** START OF DATA EXCERPTS **
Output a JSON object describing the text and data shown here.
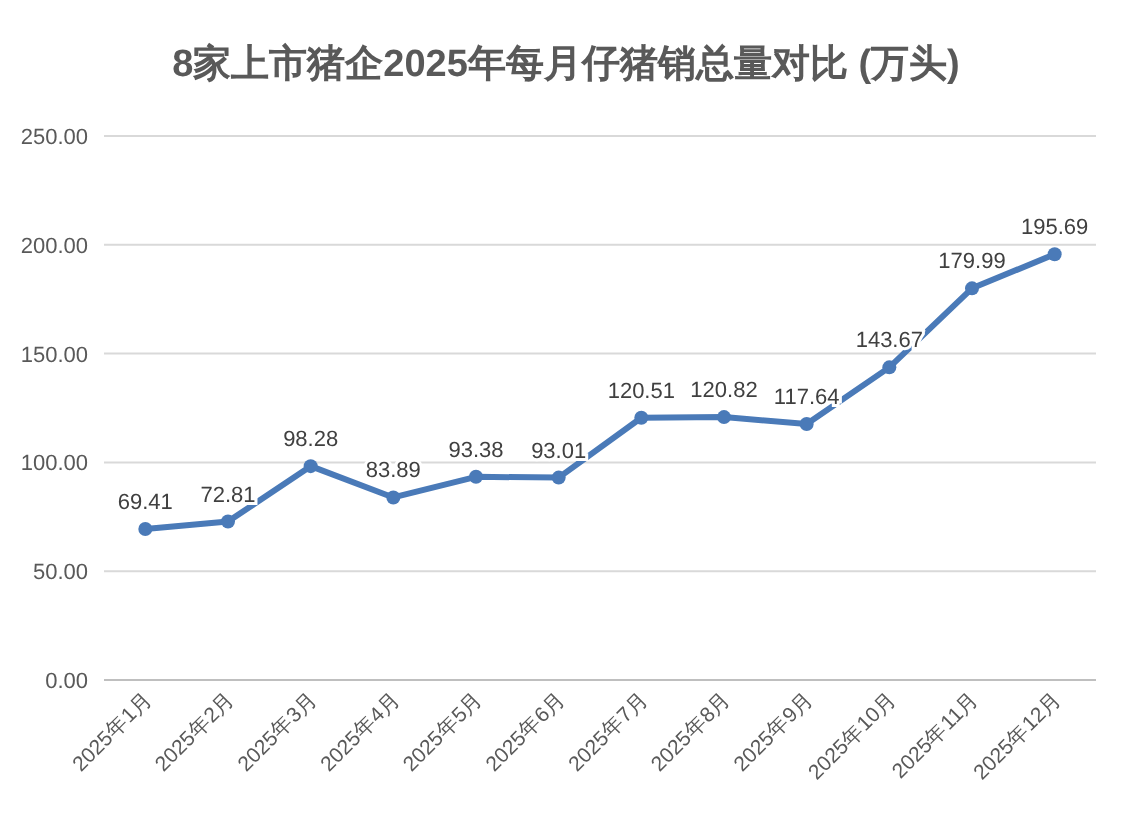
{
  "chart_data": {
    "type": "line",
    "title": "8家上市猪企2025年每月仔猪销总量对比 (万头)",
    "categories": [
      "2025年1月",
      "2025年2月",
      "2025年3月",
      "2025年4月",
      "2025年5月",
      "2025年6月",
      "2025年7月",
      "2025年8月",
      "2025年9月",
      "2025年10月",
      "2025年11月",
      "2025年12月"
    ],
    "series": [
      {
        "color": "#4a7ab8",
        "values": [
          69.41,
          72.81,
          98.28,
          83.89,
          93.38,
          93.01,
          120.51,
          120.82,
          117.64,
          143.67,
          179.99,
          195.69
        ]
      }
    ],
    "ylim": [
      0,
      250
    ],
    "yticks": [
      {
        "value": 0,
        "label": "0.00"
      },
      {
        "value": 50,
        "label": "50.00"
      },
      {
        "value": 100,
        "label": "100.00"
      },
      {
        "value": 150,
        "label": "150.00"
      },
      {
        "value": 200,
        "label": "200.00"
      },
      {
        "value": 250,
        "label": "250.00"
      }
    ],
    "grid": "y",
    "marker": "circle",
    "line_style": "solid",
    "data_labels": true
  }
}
** END OF DATA EXCERPTS **
** START OF DATA EXCERPTS **
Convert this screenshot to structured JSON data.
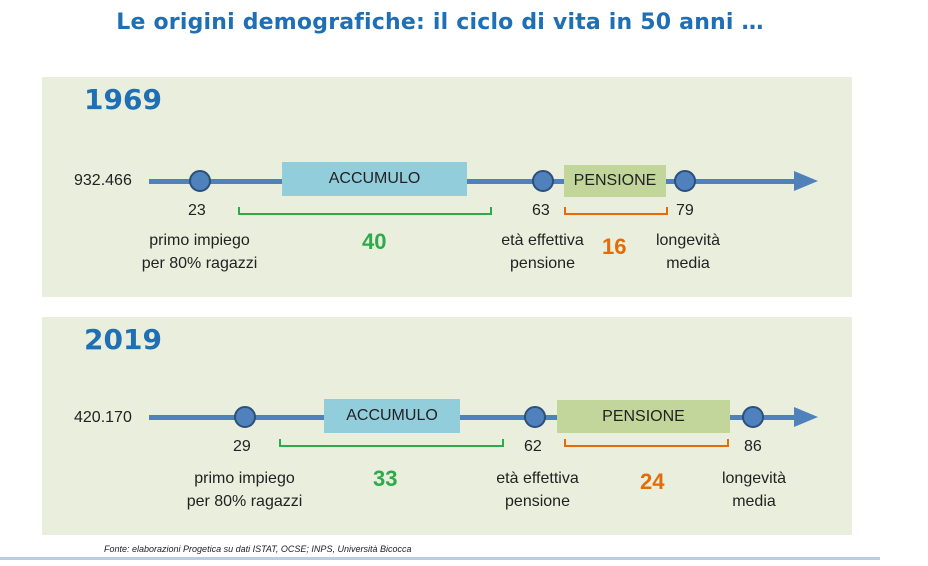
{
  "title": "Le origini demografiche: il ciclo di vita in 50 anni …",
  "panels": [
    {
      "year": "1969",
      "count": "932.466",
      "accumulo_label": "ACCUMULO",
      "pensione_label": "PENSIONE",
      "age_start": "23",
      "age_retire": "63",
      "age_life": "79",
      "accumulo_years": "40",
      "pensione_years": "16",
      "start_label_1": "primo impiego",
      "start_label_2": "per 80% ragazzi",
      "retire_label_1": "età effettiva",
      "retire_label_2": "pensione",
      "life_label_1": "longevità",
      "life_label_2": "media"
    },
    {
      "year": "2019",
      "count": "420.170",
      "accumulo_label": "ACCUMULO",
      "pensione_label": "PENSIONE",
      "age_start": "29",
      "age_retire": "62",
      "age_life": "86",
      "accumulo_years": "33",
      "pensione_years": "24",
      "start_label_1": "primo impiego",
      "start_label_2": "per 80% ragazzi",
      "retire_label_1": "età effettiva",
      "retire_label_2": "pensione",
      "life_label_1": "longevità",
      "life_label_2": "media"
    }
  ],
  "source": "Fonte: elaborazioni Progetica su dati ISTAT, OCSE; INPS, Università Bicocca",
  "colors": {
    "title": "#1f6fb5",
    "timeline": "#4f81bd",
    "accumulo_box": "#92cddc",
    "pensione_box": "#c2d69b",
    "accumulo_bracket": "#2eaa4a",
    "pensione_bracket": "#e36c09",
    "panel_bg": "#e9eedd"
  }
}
** END OF DATA EXCERPTS **
** START OF DATA EXCERPTS **
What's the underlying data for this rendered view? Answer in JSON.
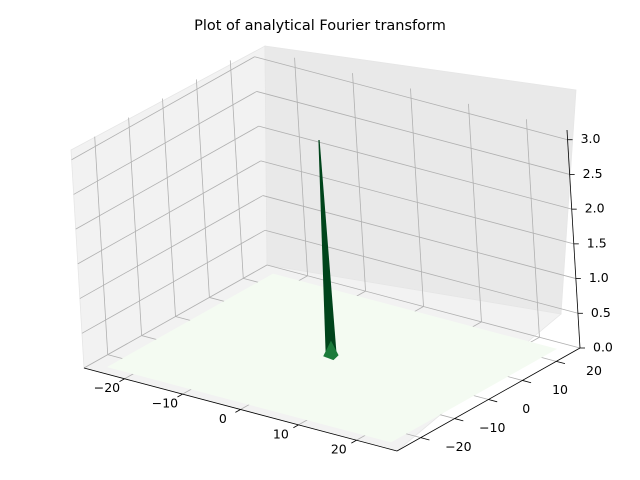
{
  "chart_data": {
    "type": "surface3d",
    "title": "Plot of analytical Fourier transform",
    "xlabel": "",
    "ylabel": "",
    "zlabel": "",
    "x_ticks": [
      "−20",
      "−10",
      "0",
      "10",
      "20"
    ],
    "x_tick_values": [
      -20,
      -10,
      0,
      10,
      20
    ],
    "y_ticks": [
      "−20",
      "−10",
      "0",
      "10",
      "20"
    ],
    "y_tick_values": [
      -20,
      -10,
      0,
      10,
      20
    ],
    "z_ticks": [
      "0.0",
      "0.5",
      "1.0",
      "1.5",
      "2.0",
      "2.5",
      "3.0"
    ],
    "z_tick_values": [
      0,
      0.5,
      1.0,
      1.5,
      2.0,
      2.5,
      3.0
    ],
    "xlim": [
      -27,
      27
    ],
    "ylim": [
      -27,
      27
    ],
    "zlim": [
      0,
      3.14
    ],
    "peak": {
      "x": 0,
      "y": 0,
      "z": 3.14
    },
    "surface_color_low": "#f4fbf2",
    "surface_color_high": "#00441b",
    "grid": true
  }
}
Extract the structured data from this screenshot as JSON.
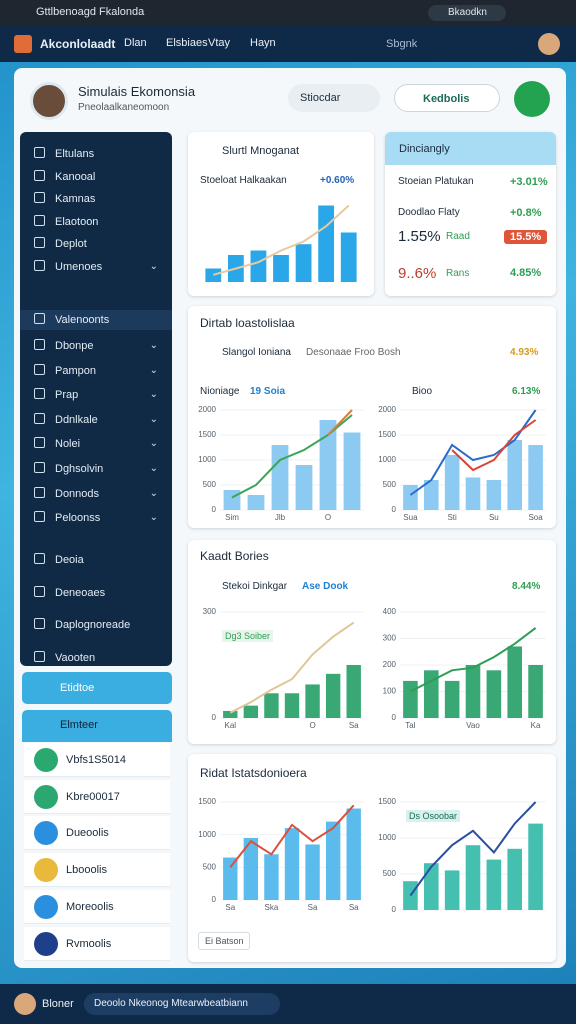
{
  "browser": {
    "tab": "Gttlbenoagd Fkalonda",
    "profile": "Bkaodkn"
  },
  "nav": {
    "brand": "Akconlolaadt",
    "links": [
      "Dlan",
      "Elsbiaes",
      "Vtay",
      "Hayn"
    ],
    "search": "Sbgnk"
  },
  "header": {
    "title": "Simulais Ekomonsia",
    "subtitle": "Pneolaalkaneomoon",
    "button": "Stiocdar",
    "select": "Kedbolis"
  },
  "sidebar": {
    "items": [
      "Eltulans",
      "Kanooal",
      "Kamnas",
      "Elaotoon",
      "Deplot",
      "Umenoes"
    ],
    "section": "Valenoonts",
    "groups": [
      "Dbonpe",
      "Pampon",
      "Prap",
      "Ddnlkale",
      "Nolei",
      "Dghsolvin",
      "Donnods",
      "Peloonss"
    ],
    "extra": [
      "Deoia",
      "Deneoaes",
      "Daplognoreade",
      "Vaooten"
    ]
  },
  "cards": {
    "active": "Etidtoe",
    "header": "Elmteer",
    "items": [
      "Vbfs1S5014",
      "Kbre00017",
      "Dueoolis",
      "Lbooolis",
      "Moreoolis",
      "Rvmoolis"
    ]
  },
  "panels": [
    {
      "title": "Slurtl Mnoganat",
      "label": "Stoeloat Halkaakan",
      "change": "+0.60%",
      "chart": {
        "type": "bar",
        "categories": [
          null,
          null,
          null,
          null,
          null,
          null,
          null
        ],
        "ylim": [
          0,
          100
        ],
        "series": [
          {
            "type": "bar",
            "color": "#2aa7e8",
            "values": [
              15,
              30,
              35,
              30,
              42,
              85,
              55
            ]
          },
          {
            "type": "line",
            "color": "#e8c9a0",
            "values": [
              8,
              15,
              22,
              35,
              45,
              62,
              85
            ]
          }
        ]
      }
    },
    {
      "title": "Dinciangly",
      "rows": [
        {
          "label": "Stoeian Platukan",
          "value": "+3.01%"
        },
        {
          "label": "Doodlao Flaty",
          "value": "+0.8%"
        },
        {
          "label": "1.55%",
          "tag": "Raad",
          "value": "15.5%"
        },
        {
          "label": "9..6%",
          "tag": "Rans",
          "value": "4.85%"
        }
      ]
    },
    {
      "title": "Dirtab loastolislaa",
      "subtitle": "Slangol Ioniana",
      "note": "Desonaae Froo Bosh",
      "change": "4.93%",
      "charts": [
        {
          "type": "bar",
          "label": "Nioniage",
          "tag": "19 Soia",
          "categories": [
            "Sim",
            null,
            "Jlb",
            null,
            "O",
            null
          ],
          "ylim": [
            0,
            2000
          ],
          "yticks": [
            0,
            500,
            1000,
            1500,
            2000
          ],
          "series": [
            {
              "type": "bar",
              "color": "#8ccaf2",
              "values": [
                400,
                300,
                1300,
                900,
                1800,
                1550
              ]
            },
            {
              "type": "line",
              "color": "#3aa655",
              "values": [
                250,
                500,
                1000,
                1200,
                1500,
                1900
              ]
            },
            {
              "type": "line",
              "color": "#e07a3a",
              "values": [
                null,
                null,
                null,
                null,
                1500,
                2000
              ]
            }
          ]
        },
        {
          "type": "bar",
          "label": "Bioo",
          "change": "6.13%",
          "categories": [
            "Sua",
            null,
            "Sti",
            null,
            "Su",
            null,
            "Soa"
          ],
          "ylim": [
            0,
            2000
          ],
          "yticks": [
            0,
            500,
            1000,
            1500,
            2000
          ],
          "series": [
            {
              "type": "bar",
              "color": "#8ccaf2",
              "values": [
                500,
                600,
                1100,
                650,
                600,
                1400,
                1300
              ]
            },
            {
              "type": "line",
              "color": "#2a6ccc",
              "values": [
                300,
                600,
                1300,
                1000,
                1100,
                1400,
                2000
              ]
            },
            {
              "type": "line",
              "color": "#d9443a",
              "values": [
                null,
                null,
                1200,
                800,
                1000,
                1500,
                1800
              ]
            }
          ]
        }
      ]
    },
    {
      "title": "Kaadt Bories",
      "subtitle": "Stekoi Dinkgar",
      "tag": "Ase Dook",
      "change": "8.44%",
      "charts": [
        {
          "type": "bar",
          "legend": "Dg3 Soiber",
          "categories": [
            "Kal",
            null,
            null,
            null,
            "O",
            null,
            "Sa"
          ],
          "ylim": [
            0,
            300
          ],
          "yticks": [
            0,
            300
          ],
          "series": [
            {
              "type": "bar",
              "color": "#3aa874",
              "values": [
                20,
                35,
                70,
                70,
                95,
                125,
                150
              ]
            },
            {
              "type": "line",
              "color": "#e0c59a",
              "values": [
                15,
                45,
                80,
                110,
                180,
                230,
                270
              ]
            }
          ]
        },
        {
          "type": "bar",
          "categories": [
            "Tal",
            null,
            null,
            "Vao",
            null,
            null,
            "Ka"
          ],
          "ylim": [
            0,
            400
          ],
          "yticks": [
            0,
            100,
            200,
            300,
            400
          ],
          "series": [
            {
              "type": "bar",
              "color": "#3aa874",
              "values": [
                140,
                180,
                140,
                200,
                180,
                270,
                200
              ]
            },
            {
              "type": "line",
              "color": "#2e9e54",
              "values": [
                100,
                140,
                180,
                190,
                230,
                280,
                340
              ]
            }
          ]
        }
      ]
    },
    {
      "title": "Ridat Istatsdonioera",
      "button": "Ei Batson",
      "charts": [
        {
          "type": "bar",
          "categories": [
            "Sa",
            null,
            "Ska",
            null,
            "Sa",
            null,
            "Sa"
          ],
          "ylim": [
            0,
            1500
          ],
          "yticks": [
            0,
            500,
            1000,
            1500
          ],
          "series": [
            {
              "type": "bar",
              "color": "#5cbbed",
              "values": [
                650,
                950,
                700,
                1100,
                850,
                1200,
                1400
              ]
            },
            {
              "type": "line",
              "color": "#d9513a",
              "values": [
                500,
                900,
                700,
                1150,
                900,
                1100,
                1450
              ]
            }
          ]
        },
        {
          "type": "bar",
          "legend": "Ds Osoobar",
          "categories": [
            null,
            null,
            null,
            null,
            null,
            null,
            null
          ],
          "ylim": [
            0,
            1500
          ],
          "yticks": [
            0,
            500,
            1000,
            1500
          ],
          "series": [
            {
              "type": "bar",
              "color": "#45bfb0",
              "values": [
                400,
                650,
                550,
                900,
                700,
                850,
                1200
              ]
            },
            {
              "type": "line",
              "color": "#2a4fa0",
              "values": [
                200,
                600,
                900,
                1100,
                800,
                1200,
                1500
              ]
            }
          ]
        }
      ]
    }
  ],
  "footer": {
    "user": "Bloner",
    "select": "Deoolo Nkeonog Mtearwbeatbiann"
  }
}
** END OF DATA EXCERPTS **
## TASK INSTRUCTIONS:
Lines containing the word "JSON" must all be returned from the material above.

## FULL OUTPUT:
Output a JSON object describing the text and data shown here.
Convert this screenshot to structured JSON data.
What's the underlying data for this rendered view? Answer in JSON.
Extract the structured data from this screenshot as JSON.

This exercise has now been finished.